Written request: Copy nothing but the text: repeat each entry exactly and drop the images.

==*==

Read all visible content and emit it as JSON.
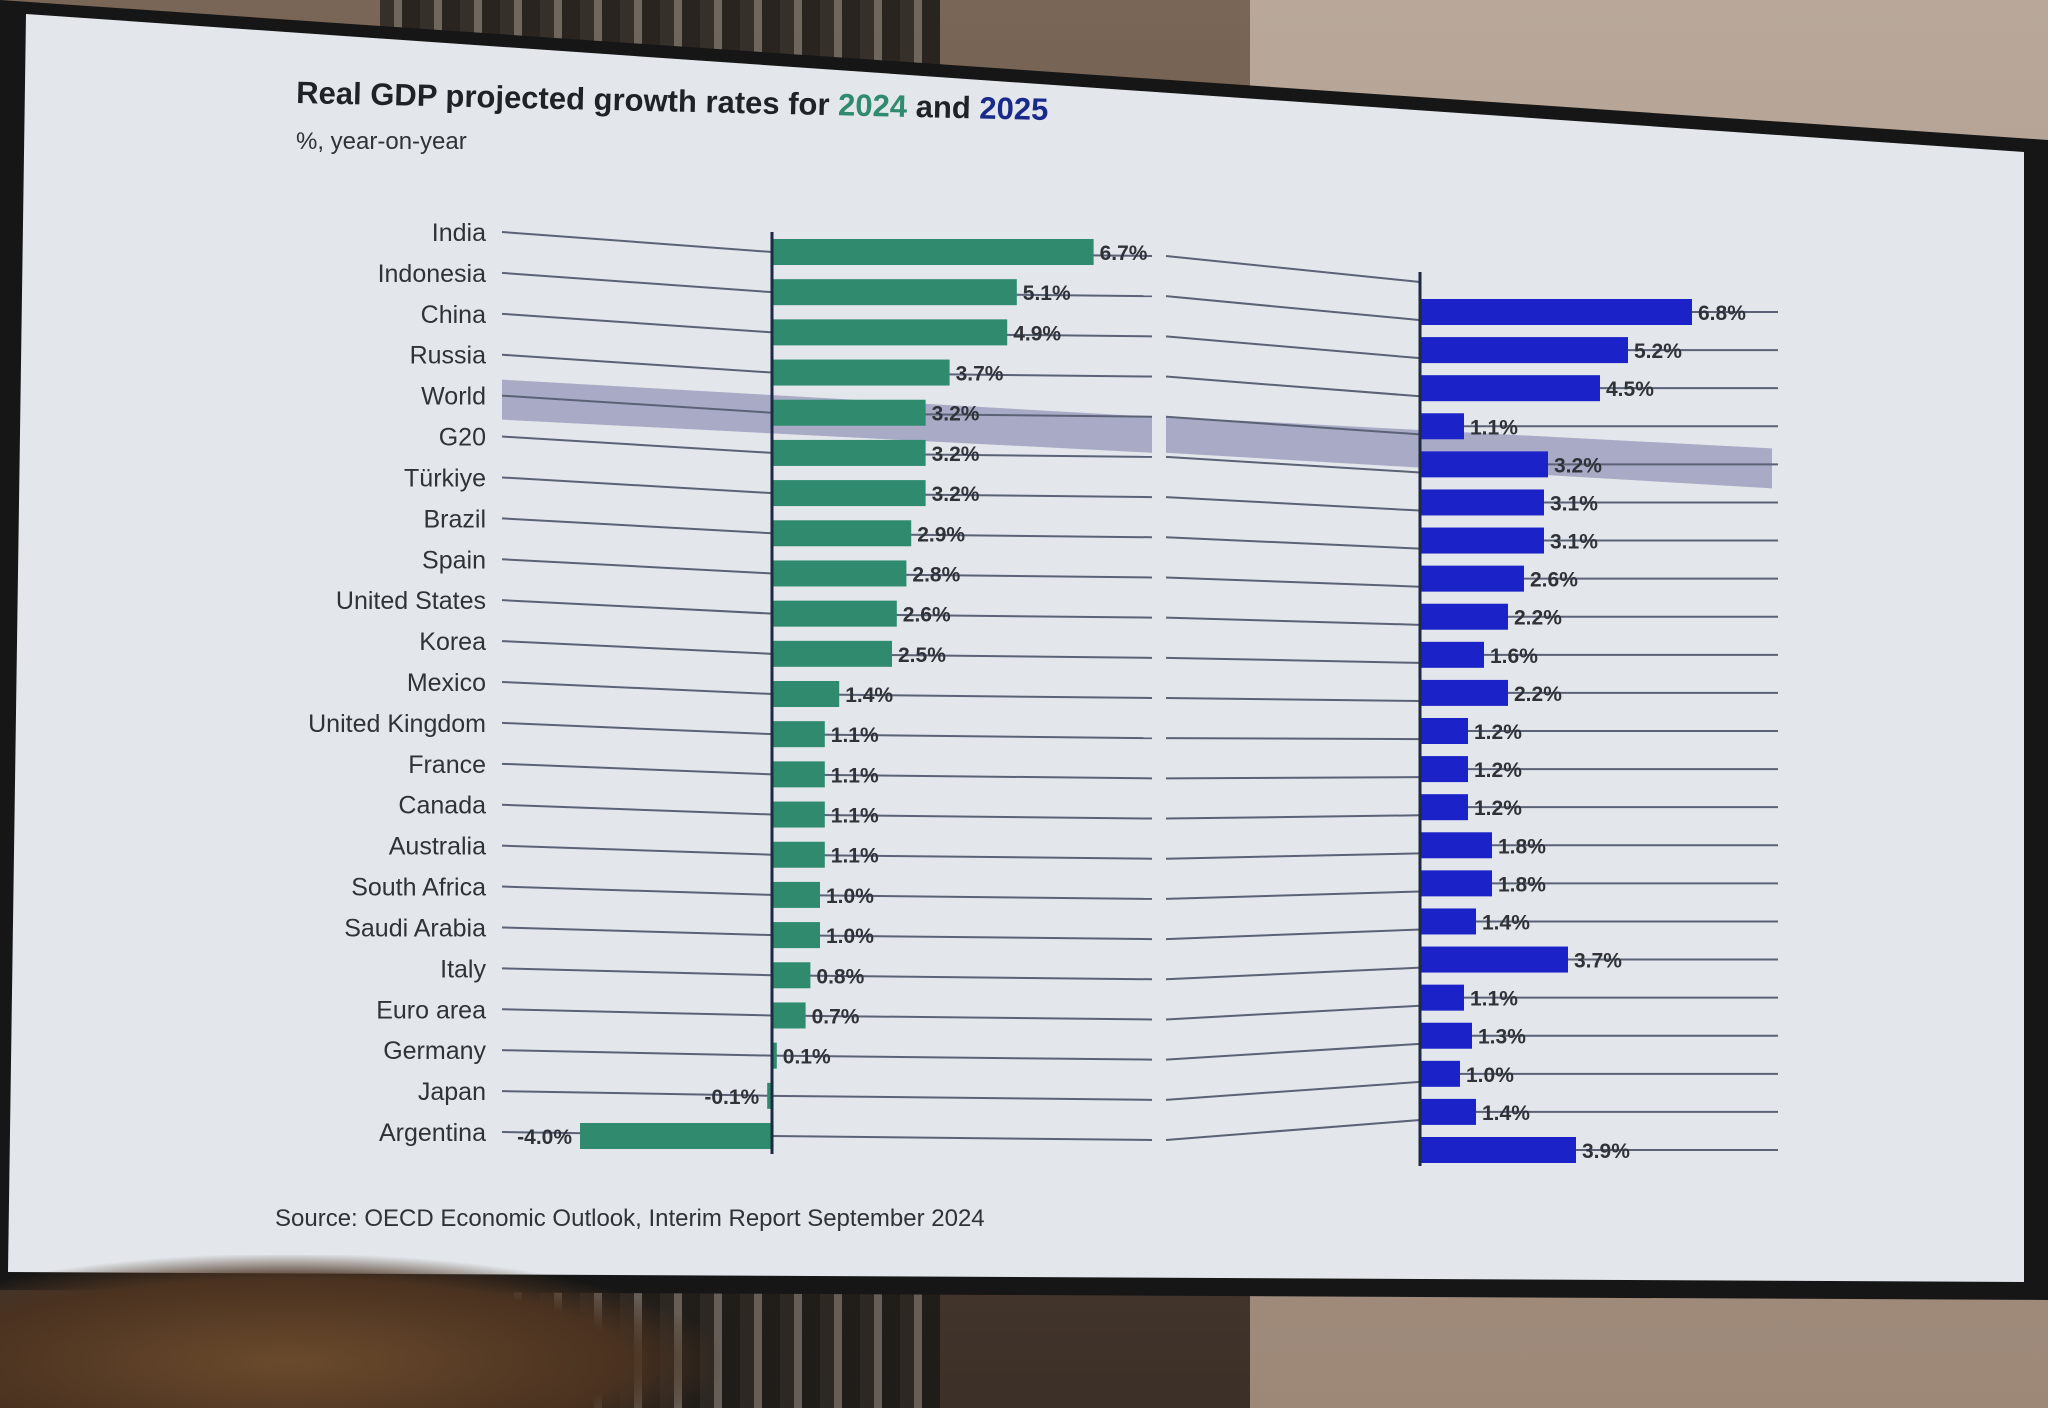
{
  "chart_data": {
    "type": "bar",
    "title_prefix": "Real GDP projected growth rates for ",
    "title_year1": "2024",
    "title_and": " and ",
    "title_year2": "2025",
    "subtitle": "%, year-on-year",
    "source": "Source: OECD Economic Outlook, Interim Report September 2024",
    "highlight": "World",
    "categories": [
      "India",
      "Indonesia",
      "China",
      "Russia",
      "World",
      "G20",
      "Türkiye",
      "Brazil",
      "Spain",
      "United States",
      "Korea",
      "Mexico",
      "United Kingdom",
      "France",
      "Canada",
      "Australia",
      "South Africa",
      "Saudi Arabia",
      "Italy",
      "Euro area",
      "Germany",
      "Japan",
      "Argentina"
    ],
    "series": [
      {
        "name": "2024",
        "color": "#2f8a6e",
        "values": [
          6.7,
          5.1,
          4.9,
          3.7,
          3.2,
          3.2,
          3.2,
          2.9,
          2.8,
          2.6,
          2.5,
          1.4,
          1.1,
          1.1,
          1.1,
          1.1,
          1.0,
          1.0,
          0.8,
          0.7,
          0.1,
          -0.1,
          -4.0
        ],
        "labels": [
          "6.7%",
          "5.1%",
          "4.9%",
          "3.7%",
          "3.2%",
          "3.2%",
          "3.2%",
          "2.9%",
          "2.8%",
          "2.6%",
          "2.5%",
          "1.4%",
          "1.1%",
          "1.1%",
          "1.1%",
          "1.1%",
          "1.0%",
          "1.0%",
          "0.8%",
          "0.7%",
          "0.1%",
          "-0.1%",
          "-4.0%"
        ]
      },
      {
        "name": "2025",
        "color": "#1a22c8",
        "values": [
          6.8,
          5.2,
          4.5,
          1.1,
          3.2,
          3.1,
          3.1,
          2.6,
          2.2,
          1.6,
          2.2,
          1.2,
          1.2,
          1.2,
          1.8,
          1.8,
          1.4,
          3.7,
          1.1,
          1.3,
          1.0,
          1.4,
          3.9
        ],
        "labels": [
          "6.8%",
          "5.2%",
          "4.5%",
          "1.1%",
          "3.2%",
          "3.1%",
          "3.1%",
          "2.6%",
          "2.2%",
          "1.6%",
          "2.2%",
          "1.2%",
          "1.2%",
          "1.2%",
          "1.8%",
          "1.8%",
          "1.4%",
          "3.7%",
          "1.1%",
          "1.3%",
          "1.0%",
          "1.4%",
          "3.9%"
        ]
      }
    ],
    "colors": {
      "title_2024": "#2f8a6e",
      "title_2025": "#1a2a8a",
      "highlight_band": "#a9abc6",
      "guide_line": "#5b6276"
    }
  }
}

==*==

Complete answer:
Read all visible content and emit it as JSON.
{
  "chart_data": {
    "type": "bar",
    "title_prefix": "Real GDP projected growth rates for ",
    "title_year1": "2024",
    "title_and": " and ",
    "title_year2": "2025",
    "subtitle": "%, year-on-year",
    "source": "Source: OECD Economic Outlook, Interim Report September 2024",
    "highlight": "World",
    "categories": [
      "India",
      "Indonesia",
      "China",
      "Russia",
      "World",
      "G20",
      "Türkiye",
      "Brazil",
      "Spain",
      "United States",
      "Korea",
      "Mexico",
      "United Kingdom",
      "France",
      "Canada",
      "Australia",
      "South Africa",
      "Saudi Arabia",
      "Italy",
      "Euro area",
      "Germany",
      "Japan",
      "Argentina"
    ],
    "series": [
      {
        "name": "2024",
        "color": "#2f8a6e",
        "values": [
          6.7,
          5.1,
          4.9,
          3.7,
          3.2,
          3.2,
          3.2,
          2.9,
          2.8,
          2.6,
          2.5,
          1.4,
          1.1,
          1.1,
          1.1,
          1.1,
          1.0,
          1.0,
          0.8,
          0.7,
          0.1,
          -0.1,
          -4.0
        ],
        "labels": [
          "6.7%",
          "5.1%",
          "4.9%",
          "3.7%",
          "3.2%",
          "3.2%",
          "3.2%",
          "2.9%",
          "2.8%",
          "2.6%",
          "2.5%",
          "1.4%",
          "1.1%",
          "1.1%",
          "1.1%",
          "1.1%",
          "1.0%",
          "1.0%",
          "0.8%",
          "0.7%",
          "0.1%",
          "-0.1%",
          "-4.0%"
        ]
      },
      {
        "name": "2025",
        "color": "#1a22c8",
        "values": [
          6.8,
          5.2,
          4.5,
          1.1,
          3.2,
          3.1,
          3.1,
          2.6,
          2.2,
          1.6,
          2.2,
          1.2,
          1.2,
          1.2,
          1.8,
          1.8,
          1.4,
          3.7,
          1.1,
          1.3,
          1.0,
          1.4,
          3.9
        ],
        "labels": [
          "6.8%",
          "5.2%",
          "4.5%",
          "1.1%",
          "3.2%",
          "3.1%",
          "3.1%",
          "2.6%",
          "2.2%",
          "1.6%",
          "2.2%",
          "1.2%",
          "1.2%",
          "1.2%",
          "1.8%",
          "1.8%",
          "1.4%",
          "3.7%",
          "1.1%",
          "1.3%",
          "1.0%",
          "1.4%",
          "3.9%"
        ]
      }
    ],
    "colors": {
      "title_2024": "#2f8a6e",
      "title_2025": "#1a2a8a",
      "highlight_band": "#a9abc6",
      "guide_line": "#5b6276"
    }
  }
}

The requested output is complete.